Exercise objective:
Locate each line containing the string "help" and copy it out.

BEGIN Input rows

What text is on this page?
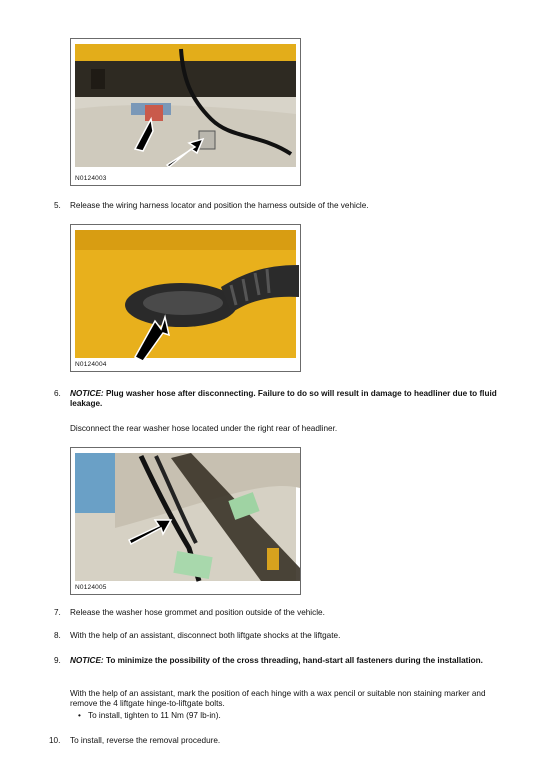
N0124003
5.	Release the wiring harness locator and position the harness outside of the vehicle.
N0124004
6.	NOTICE: Plug washer hose after disconnecting. Failure to do so will result in damage to headliner due to fluid leakage.
Disconnect the rear washer hose located under the right rear of headliner.
N0124005
7.	Release the washer hose grommet and position outside of the vehicle.
8.	With the help of an assistant, disconnect both liftgate shocks at the liftgate.
9.	NOTICE: To minimize the possibility of the cross threading, hand-start all fasteners during the installation.
With the help of an assistant, mark the position of each hinge with a wax pencil or suitable non staining marker and remove the 4 liftgate hinge-to-liftgate bolts.
• To install, tighten to 11 Nm (97 lb-in).
10. To install, reverse the removal procedure.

END Input rows

Response for this exercise:
8.	With the help of an assistant, disconnect both liftgate shocks at the liftgate.
With the help of an assistant, mark the position of each hinge with a wax pencil or suitable non staining marker and remove the 4 liftgate hinge-to-liftgate bolts.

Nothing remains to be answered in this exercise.